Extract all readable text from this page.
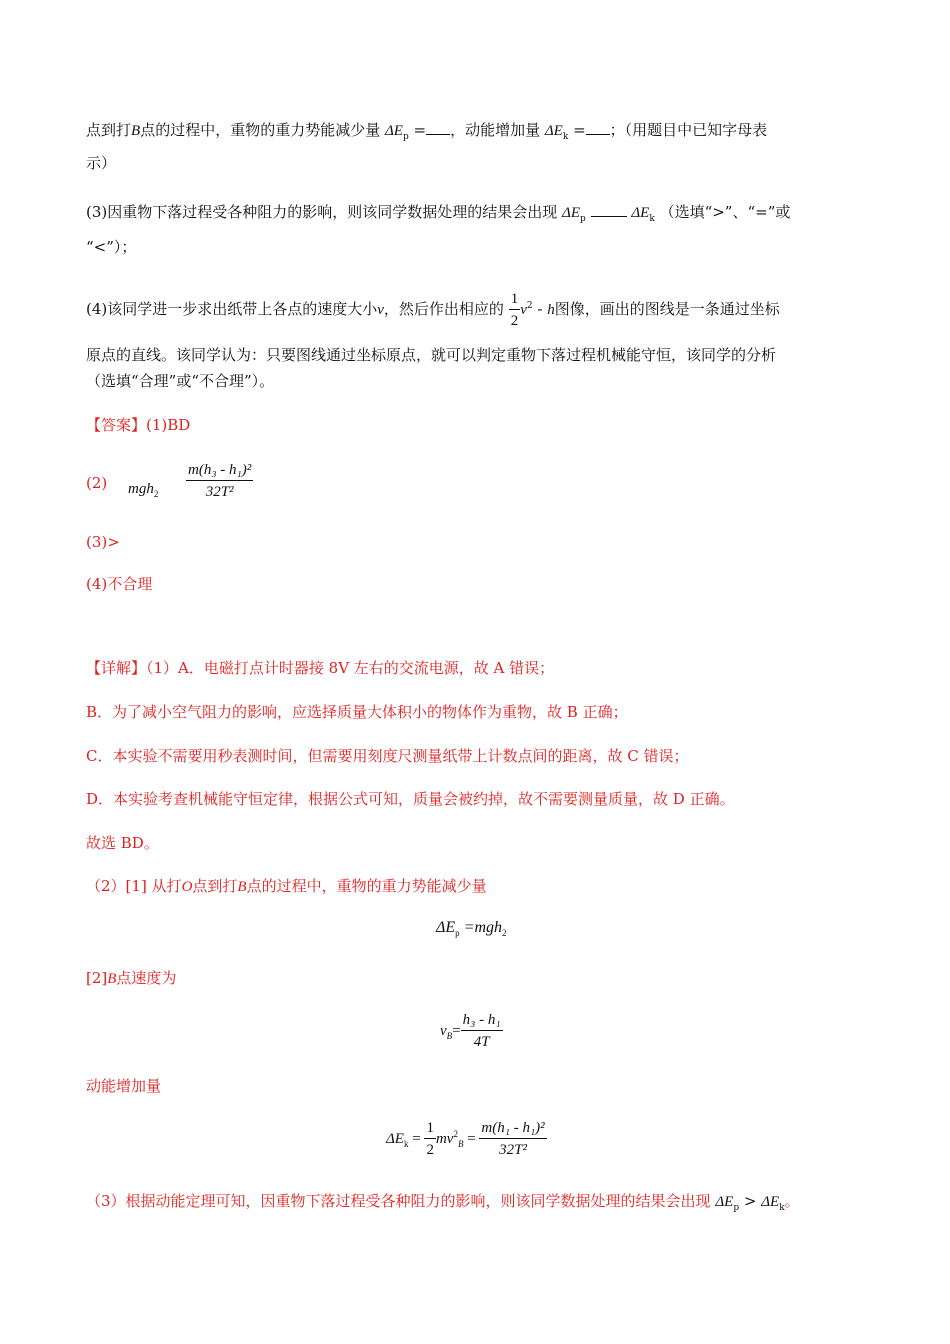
点到打B点的过程中，重物的重力势能减少量 $\Delta E_p$ = ，动能增加量 $\Delta E_k$ = ；（用题目中已知字母表
示）
(3)因重物下落过程受各种阻力的影响，则该同学数据处理的结果会出现 $\Delta E_p$	$\Delta E_k$ （选填“>”、“=”或
“<”）；
(4)该同学进一步求出纸带上各点的速度大小v，然后作出相应的 $\frac{1}{2} v^2$ - h图像，画出的图线是一条通过坐标
原点的直线。该同学认为：只要图线通过坐标原点，就可以判定重物下落过程机械能守恒，该同学的分析
（选填“合理”或“不合理”）。
【答案】(1)BD
(2) $mgh_2 \frac{\text{m(h₃ - h₁)²}}{\text{32T²}}$
(3)>
(4)不合理
【详解】（1）A．电磁打点计时器接 8V 左右的交流电源，故 A 错误；
B．为了减小空气阻力的影响，应选择质量大体积小的物体作为重物，故 B 正确；
C．本实验不需要用秒表测时间，但需要用刻度尺测量纸带上计数点间的距离，故 C 错误；
D．本实验考查机械能守恒定律，根据公式可知，质量会被约掉，故不需要测量质量，故 D 正确。
故选 BD。
（2）[1] 从打O点到打B点的过程中，重物的重力势能减少量
$\Delta E_p =mgh_2$
[2]B点速度为
$v_B= \frac{\text{h₃ - h₁}}{4T}$
动能增加量
$\Delta E_k = \frac{1}{2} mv^2_B = \frac{\text{m(h₁ - h₁)²}}{\text{32T²}}$
（3）根据动能定理可知，因重物下落过程受各种阻力的影响，则该同学数据处理的结果会出现 $\Delta E_p > \Delta E_k$。
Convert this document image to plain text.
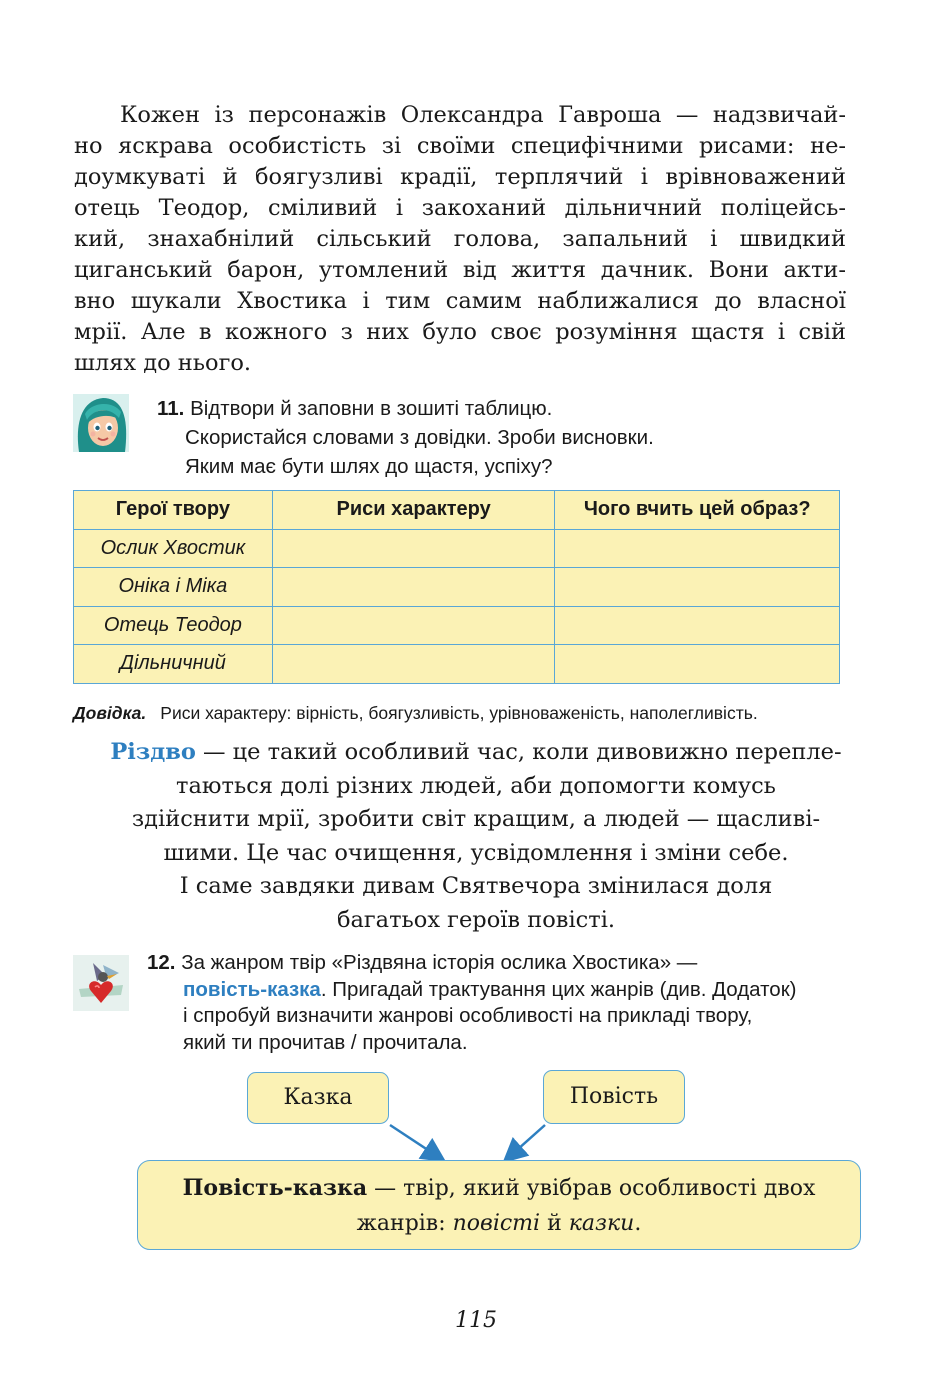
Кожен із персонажів Олександра Гавроша — надзвичай-
но яскрава особистість зі своїми специфічними рисами: не-
доумкуваті й боягузливі крадії, терплячий і врівноважений
отець Теодор, сміливий і закоханий дільничний поліцейсь-
кий, знахабнілий сільський голова, запальний і швидкий
циганський барон, утомлений від життя дачник. Вони акти-
вно шукали Хвостика і тим самим наближалися до власної
мрії. Але в кожного з них було своє розуміння щастя і свій
шлях до нього.
11. Відтвори й заповни в зошиті таблицю.
Скористайся словами з довідки. Зроби висновки.
Яким має бути шлях до щастя, успіху?
Герої твору	Риси характеру	Чого вчить цей образ?
Ослик Хвостик		
Оніка і Міка		
Отець Теодор		
Дільничний		
Довідка. Риси характеру: вірність, боягузливість, урівноваженість, наполегливість.
Різдво — це такий особливий час, коли дивовижно перепле-
таються долі різних людей, аби допомогти комусь
здійснити мрії, зробити світ кращим, а людей — щасливі-
шими. Це час очищення, усвідомлення і зміни себе.
І саме завдяки дивам Святвечора змінилася доля
багатьох героїв повісті.
12. За жанром твір «Різдвяна історія ослика Хвостика» —
повість-казка. Пригадай трактування цих жанрів (див. Додаток)
і спробуй визначити жанрові особливості на прикладі твору,
який ти прочитав / прочитала.
Казка	Повість
Повість-казка — твір, який увібрав особливості двох
жанрів: повісті й казки.
115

→ **Aim of the exercise**: Write only the number of lines that include "жанрів".

→ **Written answer**: 2